(Rows from a figure dataset)
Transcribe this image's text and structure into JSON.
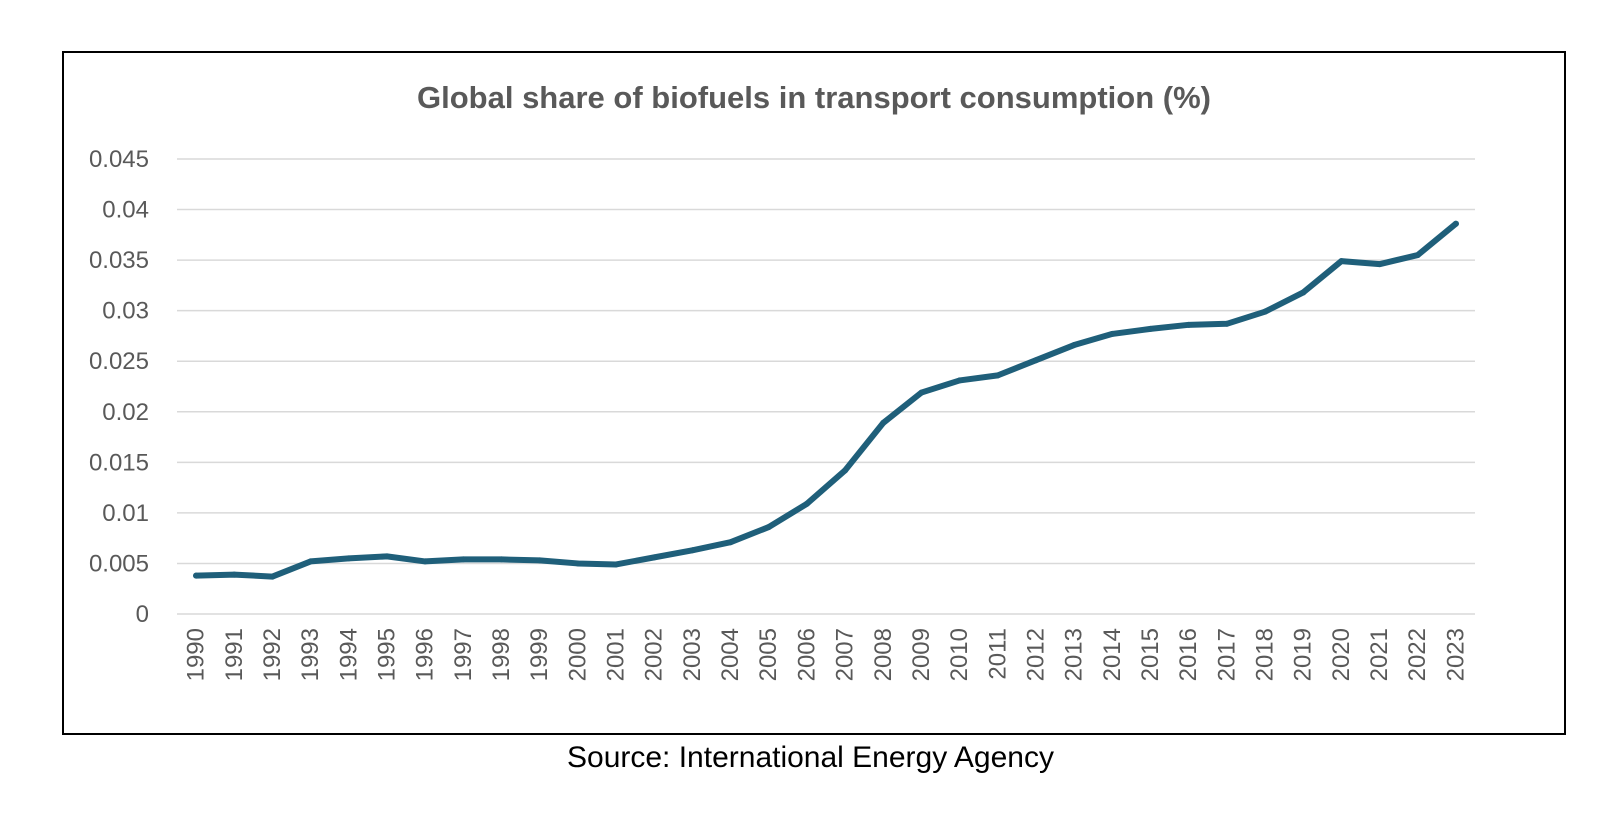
{
  "chart_data": {
    "type": "line",
    "title": "Global share of biofuels in transport consumption (%)",
    "xlabel": "",
    "ylabel": "",
    "ylim": [
      0,
      0.045
    ],
    "y_ticks": [
      "0",
      "0.005",
      "0.01",
      "0.015",
      "0.02",
      "0.025",
      "0.03",
      "0.035",
      "0.04",
      "0.045"
    ],
    "y_tick_values": [
      0,
      0.005,
      0.01,
      0.015,
      0.02,
      0.025,
      0.03,
      0.035,
      0.04,
      0.045
    ],
    "grid": true,
    "categories": [
      "1990",
      "1991",
      "1992",
      "1993",
      "1994",
      "1995",
      "1996",
      "1997",
      "1998",
      "1999",
      "2000",
      "2001",
      "2002",
      "2003",
      "2004",
      "2005",
      "2006",
      "2007",
      "2008",
      "2009",
      "2010",
      "2011",
      "2012",
      "2013",
      "2014",
      "2015",
      "2016",
      "2017",
      "2018",
      "2019",
      "2020",
      "2021",
      "2022",
      "2023"
    ],
    "series": [
      {
        "name": "Global share of biofuels in transport consumption",
        "color": "#1f5f7a",
        "values": [
          0.0038,
          0.0039,
          0.0037,
          0.0052,
          0.0055,
          0.0057,
          0.0052,
          0.0054,
          0.0054,
          0.0053,
          0.005,
          0.0049,
          0.0056,
          0.0063,
          0.0071,
          0.0086,
          0.0109,
          0.0142,
          0.0189,
          0.0219,
          0.0231,
          0.0236,
          0.0251,
          0.0266,
          0.0277,
          0.0282,
          0.0286,
          0.0287,
          0.0299,
          0.0318,
          0.0349,
          0.0346,
          0.0355,
          0.0386
        ]
      }
    ]
  },
  "source": {
    "text": "Source: International Energy Agency"
  }
}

• [Problem]: Leave out the pictures and output every record above precisely as given.

• [Task answer]:
Transcribe this image's text and structure into JSON.
{
  "chart_data": {
    "type": "line",
    "title": "Global share of biofuels in transport consumption (%)",
    "xlabel": "",
    "ylabel": "",
    "ylim": [
      0,
      0.045
    ],
    "y_ticks": [
      "0",
      "0.005",
      "0.01",
      "0.015",
      "0.02",
      "0.025",
      "0.03",
      "0.035",
      "0.04",
      "0.045"
    ],
    "y_tick_values": [
      0,
      0.005,
      0.01,
      0.015,
      0.02,
      0.025,
      0.03,
      0.035,
      0.04,
      0.045
    ],
    "grid": true,
    "categories": [
      "1990",
      "1991",
      "1992",
      "1993",
      "1994",
      "1995",
      "1996",
      "1997",
      "1998",
      "1999",
      "2000",
      "2001",
      "2002",
      "2003",
      "2004",
      "2005",
      "2006",
      "2007",
      "2008",
      "2009",
      "2010",
      "2011",
      "2012",
      "2013",
      "2014",
      "2015",
      "2016",
      "2017",
      "2018",
      "2019",
      "2020",
      "2021",
      "2022",
      "2023"
    ],
    "series": [
      {
        "name": "Global share of biofuels in transport consumption",
        "color": "#1f5f7a",
        "values": [
          0.0038,
          0.0039,
          0.0037,
          0.0052,
          0.0055,
          0.0057,
          0.0052,
          0.0054,
          0.0054,
          0.0053,
          0.005,
          0.0049,
          0.0056,
          0.0063,
          0.0071,
          0.0086,
          0.0109,
          0.0142,
          0.0189,
          0.0219,
          0.0231,
          0.0236,
          0.0251,
          0.0266,
          0.0277,
          0.0282,
          0.0286,
          0.0287,
          0.0299,
          0.0318,
          0.0349,
          0.0346,
          0.0355,
          0.0386
        ]
      }
    ]
  },
  "source": {
    "text": "Source: International Energy Agency"
  }
}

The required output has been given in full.